Material provided:

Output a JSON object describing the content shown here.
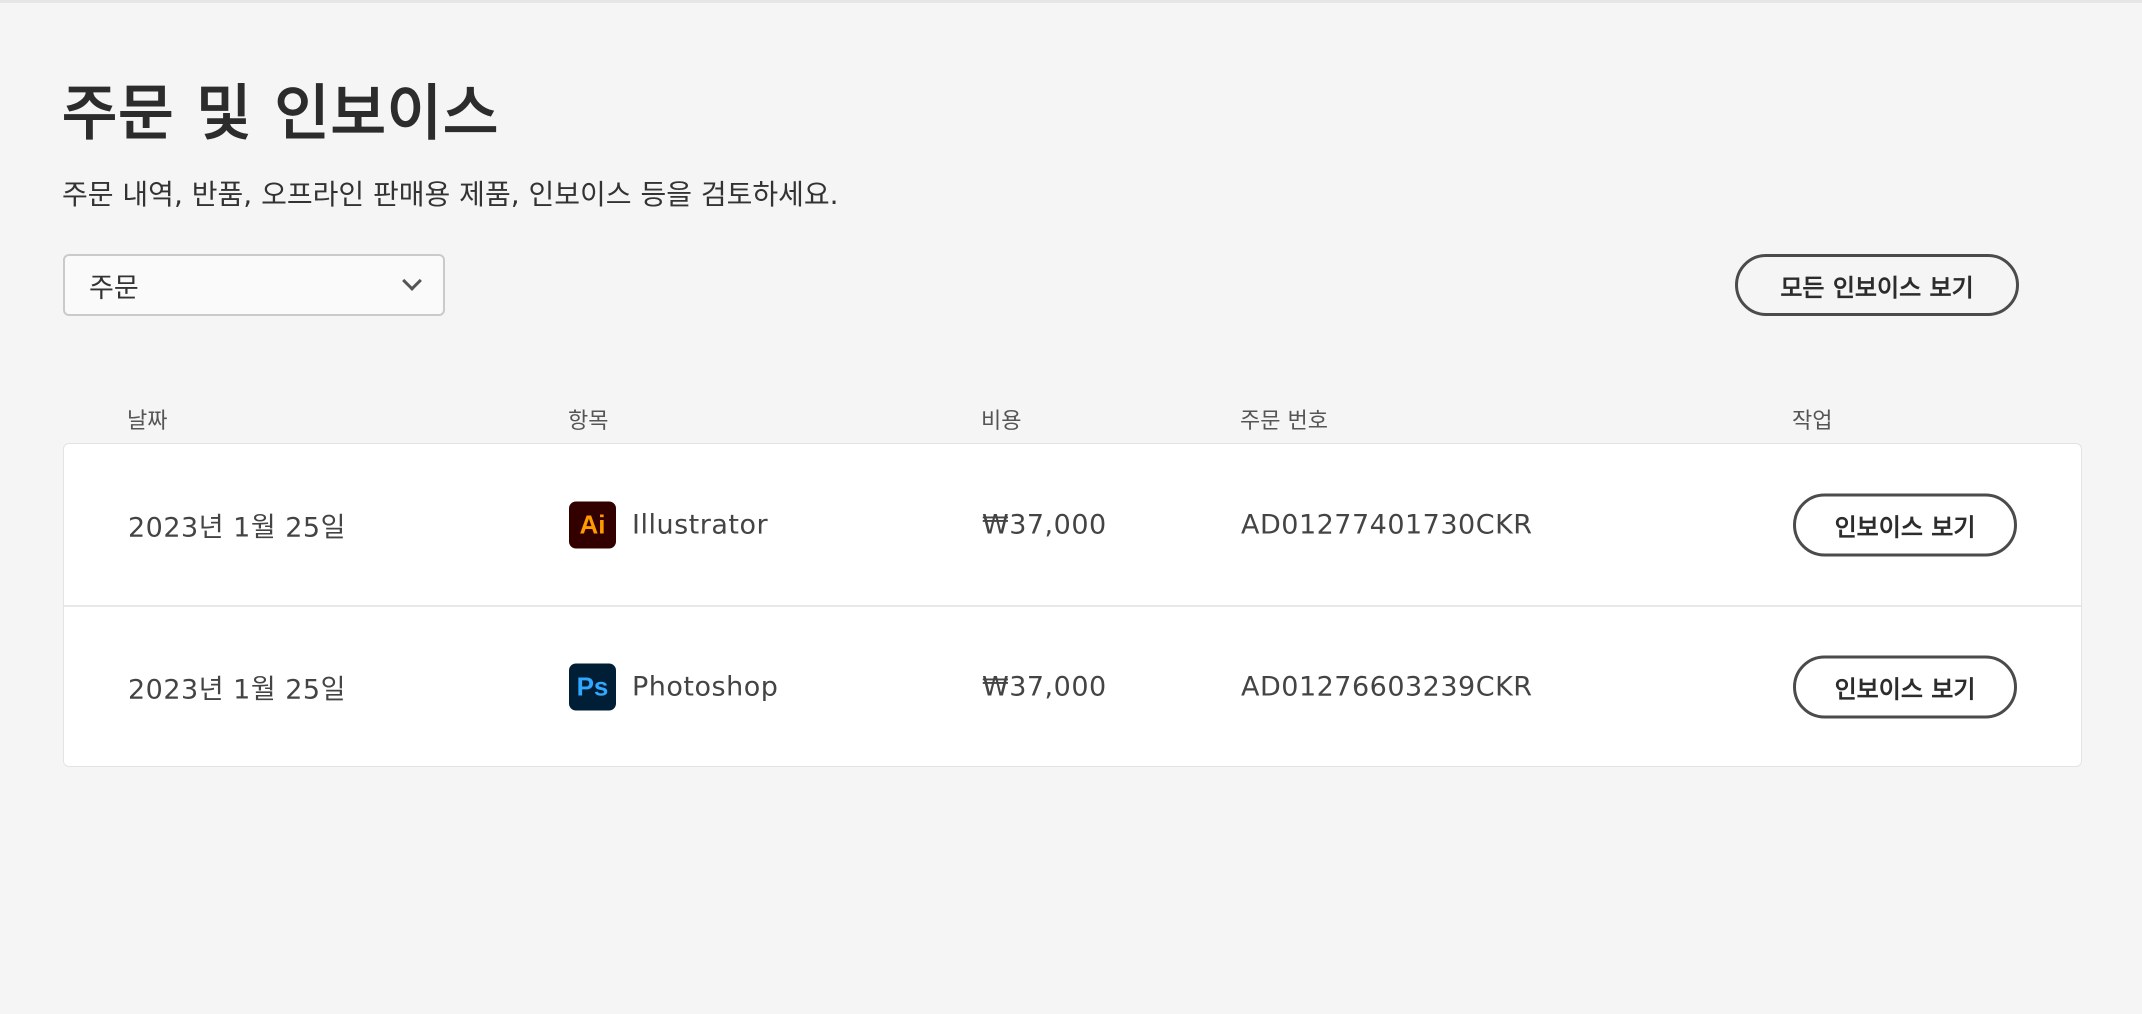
{
  "page": {
    "title": "주문 및 인보이스",
    "subtitle": "주문 내역, 반품, 오프라인 판매용 제품, 인보이스 등을 검토하세요."
  },
  "filter": {
    "selected": "주문"
  },
  "view_all_label": "모든 인보이스 보기",
  "table": {
    "headers": [
      "날짜",
      "항목",
      "비용",
      "주문 번호",
      "작업"
    ],
    "rows": [
      {
        "date": "2023년 1월 25일",
        "icon_text": "Ai",
        "icon_bg": "#330000",
        "icon_fg": "#ff9a00",
        "product": "Illustrator",
        "cost": "₩37,000",
        "order": "AD01277401730CKR",
        "action": "인보이스 보기"
      },
      {
        "date": "2023년 1월 25일",
        "icon_text": "Ps",
        "icon_bg": "#001e36",
        "icon_fg": "#31a8ff",
        "product": "Photoshop",
        "cost": "₩37,000",
        "order": "AD01276603239CKR",
        "action": "인보이스 보기"
      }
    ]
  }
}
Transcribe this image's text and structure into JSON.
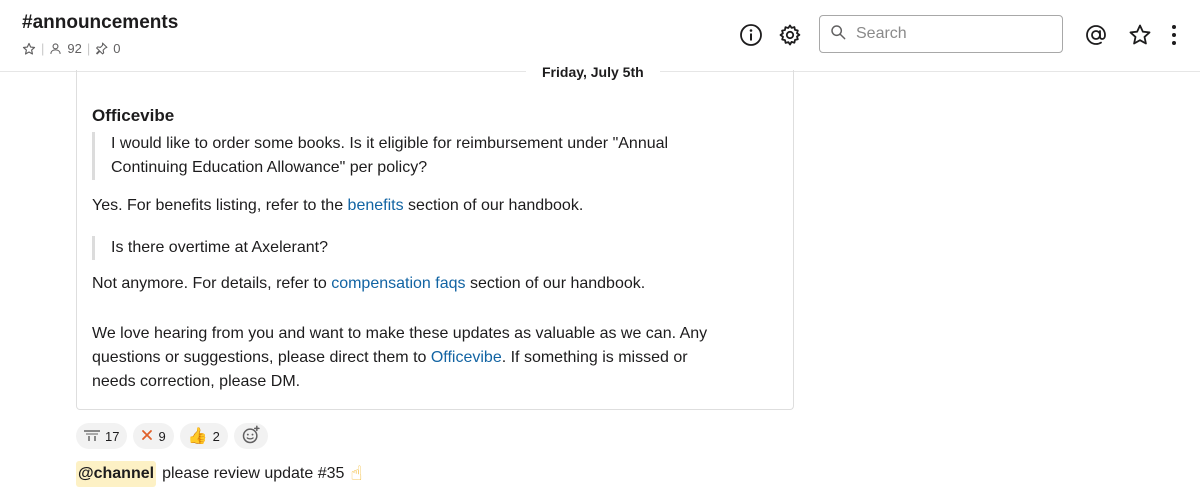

Given instruction:
Copy the whole of the material above exactly, but not its images.

Complete output:
Output a JSON object describing the content shown here.
{
  "page": {
    "title": "주문 및 인보이스",
    "subtitle": "주문 내역, 반품, 오프라인 판매용 제품, 인보이스 등을 검토하세요."
  },
  "filter": {
    "selected": "주문"
  },
  "view_all_label": "모든 인보이스 보기",
  "table": {
    "headers": [
      "날짜",
      "항목",
      "비용",
      "주문 번호",
      "작업"
    ],
    "rows": [
      {
        "date": "2023년 1월 25일",
        "icon_text": "Ai",
        "icon_bg": "#330000",
        "icon_fg": "#ff9a00",
        "product": "Illustrator",
        "cost": "₩37,000",
        "order": "AD01277401730CKR",
        "action": "인보이스 보기"
      },
      {
        "date": "2023년 1월 25일",
        "icon_text": "Ps",
        "icon_bg": "#001e36",
        "icon_fg": "#31a8ff",
        "product": "Photoshop",
        "cost": "₩37,000",
        "order": "AD01276603239CKR",
        "action": "인보이스 보기"
      }
    ]
  }
}
Transcribe this image's text and structure into JSON.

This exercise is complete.